> Your goal
All of the entries need to be written out again, exactly as they are.

> Data records
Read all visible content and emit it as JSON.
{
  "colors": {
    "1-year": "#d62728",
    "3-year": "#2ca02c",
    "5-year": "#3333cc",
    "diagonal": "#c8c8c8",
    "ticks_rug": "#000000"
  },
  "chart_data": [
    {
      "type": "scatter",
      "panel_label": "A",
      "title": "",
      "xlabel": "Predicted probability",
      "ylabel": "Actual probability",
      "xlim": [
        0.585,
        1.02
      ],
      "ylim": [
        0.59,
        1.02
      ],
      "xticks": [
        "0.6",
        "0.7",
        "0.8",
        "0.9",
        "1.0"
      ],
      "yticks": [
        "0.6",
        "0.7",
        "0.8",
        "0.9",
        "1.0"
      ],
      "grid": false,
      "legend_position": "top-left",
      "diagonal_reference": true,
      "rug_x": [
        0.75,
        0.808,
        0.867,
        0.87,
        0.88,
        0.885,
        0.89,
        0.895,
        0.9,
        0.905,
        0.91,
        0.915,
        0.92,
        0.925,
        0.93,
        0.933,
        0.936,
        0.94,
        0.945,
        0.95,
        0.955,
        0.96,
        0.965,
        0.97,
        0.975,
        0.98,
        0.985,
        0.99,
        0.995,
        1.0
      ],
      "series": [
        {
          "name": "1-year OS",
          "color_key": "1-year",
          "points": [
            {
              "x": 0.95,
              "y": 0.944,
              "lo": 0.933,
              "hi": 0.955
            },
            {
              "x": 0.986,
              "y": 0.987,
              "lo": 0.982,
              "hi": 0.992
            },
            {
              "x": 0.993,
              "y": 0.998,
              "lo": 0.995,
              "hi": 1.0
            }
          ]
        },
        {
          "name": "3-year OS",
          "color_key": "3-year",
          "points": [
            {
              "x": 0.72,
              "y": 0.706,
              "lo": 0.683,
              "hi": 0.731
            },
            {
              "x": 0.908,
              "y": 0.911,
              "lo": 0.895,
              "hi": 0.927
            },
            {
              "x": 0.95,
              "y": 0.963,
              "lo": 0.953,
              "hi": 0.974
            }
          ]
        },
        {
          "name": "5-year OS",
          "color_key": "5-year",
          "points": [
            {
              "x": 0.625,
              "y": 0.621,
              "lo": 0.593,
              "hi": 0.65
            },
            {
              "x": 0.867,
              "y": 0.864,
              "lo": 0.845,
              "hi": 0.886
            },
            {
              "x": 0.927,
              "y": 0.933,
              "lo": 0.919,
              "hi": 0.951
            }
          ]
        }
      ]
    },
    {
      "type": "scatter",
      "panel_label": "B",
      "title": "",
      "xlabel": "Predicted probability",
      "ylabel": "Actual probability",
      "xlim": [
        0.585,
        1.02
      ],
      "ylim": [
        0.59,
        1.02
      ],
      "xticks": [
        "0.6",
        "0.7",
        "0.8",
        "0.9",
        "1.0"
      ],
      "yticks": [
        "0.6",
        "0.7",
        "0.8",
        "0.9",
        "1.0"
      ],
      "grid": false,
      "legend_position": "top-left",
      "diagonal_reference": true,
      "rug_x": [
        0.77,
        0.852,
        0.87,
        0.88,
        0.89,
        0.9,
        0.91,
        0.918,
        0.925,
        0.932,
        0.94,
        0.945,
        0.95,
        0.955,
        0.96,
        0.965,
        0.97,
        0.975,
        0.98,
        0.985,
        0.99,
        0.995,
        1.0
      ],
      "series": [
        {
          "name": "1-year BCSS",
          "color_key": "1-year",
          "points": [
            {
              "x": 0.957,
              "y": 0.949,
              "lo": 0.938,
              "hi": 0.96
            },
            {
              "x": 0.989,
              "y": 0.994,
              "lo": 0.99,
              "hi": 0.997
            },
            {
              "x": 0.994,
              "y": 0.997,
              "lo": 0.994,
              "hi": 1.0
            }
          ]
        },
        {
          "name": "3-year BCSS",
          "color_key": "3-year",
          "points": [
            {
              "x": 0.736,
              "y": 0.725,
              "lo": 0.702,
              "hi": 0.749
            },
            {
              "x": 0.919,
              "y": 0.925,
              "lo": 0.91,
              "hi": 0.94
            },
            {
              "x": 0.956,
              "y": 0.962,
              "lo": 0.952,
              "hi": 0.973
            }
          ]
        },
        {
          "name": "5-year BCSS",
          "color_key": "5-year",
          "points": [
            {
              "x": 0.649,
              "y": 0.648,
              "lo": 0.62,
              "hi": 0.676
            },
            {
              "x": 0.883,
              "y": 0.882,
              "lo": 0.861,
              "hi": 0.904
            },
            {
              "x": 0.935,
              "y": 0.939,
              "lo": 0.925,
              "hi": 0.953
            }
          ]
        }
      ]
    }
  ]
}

> Solution to this exercise
Read all visible content and emit it as JSON.
{
  "colors": {
    "1-year": "#d62728",
    "3-year": "#2ca02c",
    "5-year": "#3333cc",
    "diagonal": "#c8c8c8",
    "ticks_rug": "#000000"
  },
  "chart_data": [
    {
      "type": "scatter",
      "panel_label": "A",
      "title": "",
      "xlabel": "Predicted probability",
      "ylabel": "Actual probability",
      "xlim": [
        0.585,
        1.02
      ],
      "ylim": [
        0.59,
        1.02
      ],
      "xticks": [
        "0.6",
        "0.7",
        "0.8",
        "0.9",
        "1.0"
      ],
      "yticks": [
        "0.6",
        "0.7",
        "0.8",
        "0.9",
        "1.0"
      ],
      "grid": false,
      "legend_position": "top-left",
      "diagonal_reference": true,
      "rug_x": [
        0.75,
        0.808,
        0.867,
        0.87,
        0.88,
        0.885,
        0.89,
        0.895,
        0.9,
        0.905,
        0.91,
        0.915,
        0.92,
        0.925,
        0.93,
        0.933,
        0.936,
        0.94,
        0.945,
        0.95,
        0.955,
        0.96,
        0.965,
        0.97,
        0.975,
        0.98,
        0.985,
        0.99,
        0.995,
        1.0
      ],
      "series": [
        {
          "name": "1-year OS",
          "color_key": "1-year",
          "points": [
            {
              "x": 0.95,
              "y": 0.944,
              "lo": 0.933,
              "hi": 0.955
            },
            {
              "x": 0.986,
              "y": 0.987,
              "lo": 0.982,
              "hi": 0.992
            },
            {
              "x": 0.993,
              "y": 0.998,
              "lo": 0.995,
              "hi": 1.0
            }
          ]
        },
        {
          "name": "3-year OS",
          "color_key": "3-year",
          "points": [
            {
              "x": 0.72,
              "y": 0.706,
              "lo": 0.683,
              "hi": 0.731
            },
            {
              "x": 0.908,
              "y": 0.911,
              "lo": 0.895,
              "hi": 0.927
            },
            {
              "x": 0.95,
              "y": 0.963,
              "lo": 0.953,
              "hi": 0.974
            }
          ]
        },
        {
          "name": "5-year OS",
          "color_key": "5-year",
          "points": [
            {
              "x": 0.625,
              "y": 0.621,
              "lo": 0.593,
              "hi": 0.65
            },
            {
              "x": 0.867,
              "y": 0.864,
              "lo": 0.845,
              "hi": 0.886
            },
            {
              "x": 0.927,
              "y": 0.933,
              "lo": 0.919,
              "hi": 0.951
            }
          ]
        }
      ]
    },
    {
      "type": "scatter",
      "panel_label": "B",
      "title": "",
      "xlabel": "Predicted probability",
      "ylabel": "Actual probability",
      "xlim": [
        0.585,
        1.02
      ],
      "ylim": [
        0.59,
        1.02
      ],
      "xticks": [
        "0.6",
        "0.7",
        "0.8",
        "0.9",
        "1.0"
      ],
      "yticks": [
        "0.6",
        "0.7",
        "0.8",
        "0.9",
        "1.0"
      ],
      "grid": false,
      "legend_position": "top-left",
      "diagonal_reference": true,
      "rug_x": [
        0.77,
        0.852,
        0.87,
        0.88,
        0.89,
        0.9,
        0.91,
        0.918,
        0.925,
        0.932,
        0.94,
        0.945,
        0.95,
        0.955,
        0.96,
        0.965,
        0.97,
        0.975,
        0.98,
        0.985,
        0.99,
        0.995,
        1.0
      ],
      "series": [
        {
          "name": "1-year BCSS",
          "color_key": "1-year",
          "points": [
            {
              "x": 0.957,
              "y": 0.949,
              "lo": 0.938,
              "hi": 0.96
            },
            {
              "x": 0.989,
              "y": 0.994,
              "lo": 0.99,
              "hi": 0.997
            },
            {
              "x": 0.994,
              "y": 0.997,
              "lo": 0.994,
              "hi": 1.0
            }
          ]
        },
        {
          "name": "3-year BCSS",
          "color_key": "3-year",
          "points": [
            {
              "x": 0.736,
              "y": 0.725,
              "lo": 0.702,
              "hi": 0.749
            },
            {
              "x": 0.919,
              "y": 0.925,
              "lo": 0.91,
              "hi": 0.94
            },
            {
              "x": 0.956,
              "y": 0.962,
              "lo": 0.952,
              "hi": 0.973
            }
          ]
        },
        {
          "name": "5-year BCSS",
          "color_key": "5-year",
          "points": [
            {
              "x": 0.649,
              "y": 0.648,
              "lo": 0.62,
              "hi": 0.676
            },
            {
              "x": 0.883,
              "y": 0.882,
              "lo": 0.861,
              "hi": 0.904
            },
            {
              "x": 0.935,
              "y": 0.939,
              "lo": 0.925,
              "hi": 0.953
            }
          ]
        }
      ]
    }
  ]
}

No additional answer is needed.